- Aim of the exercise -
Draw out every line with the word "Effective" from the listing below.

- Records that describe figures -
#####

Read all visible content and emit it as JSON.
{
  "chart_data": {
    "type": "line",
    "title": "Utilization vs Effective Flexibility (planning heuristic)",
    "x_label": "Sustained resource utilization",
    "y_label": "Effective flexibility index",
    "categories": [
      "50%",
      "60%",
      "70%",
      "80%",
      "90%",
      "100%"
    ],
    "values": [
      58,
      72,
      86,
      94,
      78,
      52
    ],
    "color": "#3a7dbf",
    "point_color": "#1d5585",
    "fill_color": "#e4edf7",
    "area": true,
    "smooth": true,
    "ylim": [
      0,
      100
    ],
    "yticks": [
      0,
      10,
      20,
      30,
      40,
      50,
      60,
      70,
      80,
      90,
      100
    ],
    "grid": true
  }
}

#####

- Written answer -
    "title": "Utilization vs Effective Flexibility (planning heuristic)",
    "y_label": "Effective flexibility index",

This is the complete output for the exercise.